[Stored data]
□ □ □ □ □ □ □

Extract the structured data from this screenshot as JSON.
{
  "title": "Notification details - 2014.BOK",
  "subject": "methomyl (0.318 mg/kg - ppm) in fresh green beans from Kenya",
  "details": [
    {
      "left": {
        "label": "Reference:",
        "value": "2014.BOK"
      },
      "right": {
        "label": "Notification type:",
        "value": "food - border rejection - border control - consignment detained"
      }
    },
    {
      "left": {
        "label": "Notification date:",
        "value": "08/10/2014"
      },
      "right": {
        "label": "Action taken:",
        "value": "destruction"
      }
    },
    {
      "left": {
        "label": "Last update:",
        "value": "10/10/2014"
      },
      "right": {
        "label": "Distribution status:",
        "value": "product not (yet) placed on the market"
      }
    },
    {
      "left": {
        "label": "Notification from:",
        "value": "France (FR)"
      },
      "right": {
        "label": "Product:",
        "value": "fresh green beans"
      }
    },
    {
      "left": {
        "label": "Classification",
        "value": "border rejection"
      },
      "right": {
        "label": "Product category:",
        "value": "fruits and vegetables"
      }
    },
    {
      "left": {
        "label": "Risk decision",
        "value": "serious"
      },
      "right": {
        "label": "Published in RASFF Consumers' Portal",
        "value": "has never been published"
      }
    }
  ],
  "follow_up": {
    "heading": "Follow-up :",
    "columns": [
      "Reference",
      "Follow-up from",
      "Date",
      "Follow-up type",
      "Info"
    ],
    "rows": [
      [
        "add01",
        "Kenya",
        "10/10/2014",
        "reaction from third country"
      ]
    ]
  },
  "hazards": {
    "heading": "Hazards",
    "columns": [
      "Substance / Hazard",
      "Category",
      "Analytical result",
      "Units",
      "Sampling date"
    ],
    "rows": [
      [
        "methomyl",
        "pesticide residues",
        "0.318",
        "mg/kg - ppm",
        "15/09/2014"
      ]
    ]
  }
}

□ □ □ □ □ □ □

List each line holding the string "Notification".

  "title": "Notification details - 2014.BOK",
        "label": "Notification type:",
        "label": "Notification date:",
        "label": "Notification from:",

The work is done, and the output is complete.